* BEGIN RECORDS SUPPLIED *
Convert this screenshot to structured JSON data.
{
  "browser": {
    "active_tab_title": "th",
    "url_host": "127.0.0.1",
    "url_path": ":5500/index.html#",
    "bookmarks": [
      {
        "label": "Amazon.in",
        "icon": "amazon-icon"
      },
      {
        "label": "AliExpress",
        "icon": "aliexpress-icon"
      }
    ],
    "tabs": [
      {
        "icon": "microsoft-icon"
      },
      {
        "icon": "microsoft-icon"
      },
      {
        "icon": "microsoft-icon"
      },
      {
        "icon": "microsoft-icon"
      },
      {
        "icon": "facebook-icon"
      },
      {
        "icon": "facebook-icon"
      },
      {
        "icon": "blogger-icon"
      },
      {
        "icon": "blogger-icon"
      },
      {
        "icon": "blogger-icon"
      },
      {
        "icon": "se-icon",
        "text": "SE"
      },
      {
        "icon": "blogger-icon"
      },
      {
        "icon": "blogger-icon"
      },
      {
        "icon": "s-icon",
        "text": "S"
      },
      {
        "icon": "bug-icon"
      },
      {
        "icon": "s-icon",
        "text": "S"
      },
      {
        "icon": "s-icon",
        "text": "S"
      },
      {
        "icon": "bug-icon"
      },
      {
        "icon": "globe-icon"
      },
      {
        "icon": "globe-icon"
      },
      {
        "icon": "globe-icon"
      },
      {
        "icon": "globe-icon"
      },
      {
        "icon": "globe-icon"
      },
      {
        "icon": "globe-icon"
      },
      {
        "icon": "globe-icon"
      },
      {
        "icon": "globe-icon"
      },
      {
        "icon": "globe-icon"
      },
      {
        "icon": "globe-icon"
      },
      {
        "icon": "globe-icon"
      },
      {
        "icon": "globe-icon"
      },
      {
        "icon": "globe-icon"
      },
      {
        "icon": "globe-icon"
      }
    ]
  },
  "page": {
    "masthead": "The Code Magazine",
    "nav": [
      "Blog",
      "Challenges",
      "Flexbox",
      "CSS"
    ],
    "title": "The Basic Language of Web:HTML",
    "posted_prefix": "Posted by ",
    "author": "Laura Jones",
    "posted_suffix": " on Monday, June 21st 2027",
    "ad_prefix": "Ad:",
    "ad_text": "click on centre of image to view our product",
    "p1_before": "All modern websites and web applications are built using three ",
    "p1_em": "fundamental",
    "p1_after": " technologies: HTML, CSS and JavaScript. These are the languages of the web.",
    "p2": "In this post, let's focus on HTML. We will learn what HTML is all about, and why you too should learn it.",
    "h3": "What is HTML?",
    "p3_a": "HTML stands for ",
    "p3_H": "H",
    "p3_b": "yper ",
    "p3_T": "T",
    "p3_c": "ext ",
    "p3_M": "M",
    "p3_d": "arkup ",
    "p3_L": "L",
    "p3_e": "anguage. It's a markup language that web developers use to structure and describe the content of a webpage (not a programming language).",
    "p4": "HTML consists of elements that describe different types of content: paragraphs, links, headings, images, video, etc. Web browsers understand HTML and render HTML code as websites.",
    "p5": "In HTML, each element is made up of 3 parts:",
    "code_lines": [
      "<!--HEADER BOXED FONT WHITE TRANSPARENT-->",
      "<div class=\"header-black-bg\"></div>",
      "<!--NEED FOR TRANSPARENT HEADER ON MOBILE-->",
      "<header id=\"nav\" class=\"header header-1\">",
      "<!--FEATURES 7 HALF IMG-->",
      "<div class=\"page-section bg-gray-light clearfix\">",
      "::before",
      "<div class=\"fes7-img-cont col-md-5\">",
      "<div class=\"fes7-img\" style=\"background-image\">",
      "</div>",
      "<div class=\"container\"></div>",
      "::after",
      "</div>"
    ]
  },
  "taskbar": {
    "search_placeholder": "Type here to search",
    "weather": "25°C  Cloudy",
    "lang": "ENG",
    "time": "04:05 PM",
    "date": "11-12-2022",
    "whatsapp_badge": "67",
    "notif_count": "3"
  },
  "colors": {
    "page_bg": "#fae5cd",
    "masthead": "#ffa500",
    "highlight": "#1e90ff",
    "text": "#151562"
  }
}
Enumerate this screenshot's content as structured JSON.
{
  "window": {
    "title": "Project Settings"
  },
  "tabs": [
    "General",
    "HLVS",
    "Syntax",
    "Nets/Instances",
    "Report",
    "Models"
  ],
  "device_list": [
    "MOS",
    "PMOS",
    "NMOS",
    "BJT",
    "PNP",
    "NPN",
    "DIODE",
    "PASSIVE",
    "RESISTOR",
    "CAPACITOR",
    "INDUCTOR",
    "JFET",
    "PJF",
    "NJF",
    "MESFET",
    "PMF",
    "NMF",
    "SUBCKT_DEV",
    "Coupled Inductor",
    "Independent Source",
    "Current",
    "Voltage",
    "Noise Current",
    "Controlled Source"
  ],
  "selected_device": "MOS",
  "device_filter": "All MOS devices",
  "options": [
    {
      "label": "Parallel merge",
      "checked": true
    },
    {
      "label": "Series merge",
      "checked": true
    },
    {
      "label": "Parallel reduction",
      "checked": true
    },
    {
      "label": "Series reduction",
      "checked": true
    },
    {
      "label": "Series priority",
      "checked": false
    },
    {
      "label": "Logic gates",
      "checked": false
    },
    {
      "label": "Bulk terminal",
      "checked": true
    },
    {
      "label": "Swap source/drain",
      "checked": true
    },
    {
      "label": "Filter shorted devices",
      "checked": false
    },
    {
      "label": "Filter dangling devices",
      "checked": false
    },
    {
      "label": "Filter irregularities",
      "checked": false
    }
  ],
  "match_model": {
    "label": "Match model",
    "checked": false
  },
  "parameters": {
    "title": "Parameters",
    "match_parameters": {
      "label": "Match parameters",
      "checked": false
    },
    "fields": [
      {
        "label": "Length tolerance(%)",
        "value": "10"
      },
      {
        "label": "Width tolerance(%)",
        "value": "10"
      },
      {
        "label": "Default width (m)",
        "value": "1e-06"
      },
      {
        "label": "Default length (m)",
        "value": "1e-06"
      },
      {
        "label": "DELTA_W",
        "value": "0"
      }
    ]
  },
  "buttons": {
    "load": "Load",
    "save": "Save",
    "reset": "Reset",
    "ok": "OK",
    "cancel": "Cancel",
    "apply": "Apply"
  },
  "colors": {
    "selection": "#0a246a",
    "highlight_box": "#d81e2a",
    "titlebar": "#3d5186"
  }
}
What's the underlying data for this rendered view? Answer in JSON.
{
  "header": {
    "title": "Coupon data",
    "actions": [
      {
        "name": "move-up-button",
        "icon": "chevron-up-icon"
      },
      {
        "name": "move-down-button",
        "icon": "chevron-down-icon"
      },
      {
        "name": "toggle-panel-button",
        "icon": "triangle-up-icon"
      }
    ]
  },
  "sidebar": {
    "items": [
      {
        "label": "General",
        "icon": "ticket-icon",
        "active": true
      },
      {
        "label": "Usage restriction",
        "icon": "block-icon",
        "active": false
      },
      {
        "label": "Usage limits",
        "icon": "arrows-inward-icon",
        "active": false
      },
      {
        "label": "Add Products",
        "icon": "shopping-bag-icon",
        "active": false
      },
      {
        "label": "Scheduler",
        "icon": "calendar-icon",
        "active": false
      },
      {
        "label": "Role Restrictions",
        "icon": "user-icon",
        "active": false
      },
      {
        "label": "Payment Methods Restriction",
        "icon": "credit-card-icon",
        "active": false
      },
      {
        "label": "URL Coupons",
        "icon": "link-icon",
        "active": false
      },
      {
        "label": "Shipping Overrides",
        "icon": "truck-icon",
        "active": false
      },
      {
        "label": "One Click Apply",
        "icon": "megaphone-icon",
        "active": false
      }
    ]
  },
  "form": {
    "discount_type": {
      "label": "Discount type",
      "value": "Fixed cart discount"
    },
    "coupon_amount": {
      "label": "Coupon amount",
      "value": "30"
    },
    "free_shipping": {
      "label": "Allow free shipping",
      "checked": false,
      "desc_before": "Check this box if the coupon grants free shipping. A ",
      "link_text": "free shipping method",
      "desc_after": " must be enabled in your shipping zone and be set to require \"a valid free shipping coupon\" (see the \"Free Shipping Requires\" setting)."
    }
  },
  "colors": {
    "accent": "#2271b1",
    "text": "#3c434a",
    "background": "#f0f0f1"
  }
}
* END RECORDS SUPPLIED *
- EXERCISE GOAL -
Gather every line from the entries above where the word "Usage" appears, and copy them.

- SOLUTION FOR THIS TASK -
        "label": "Usage restriction",
        "label": "Usage limits",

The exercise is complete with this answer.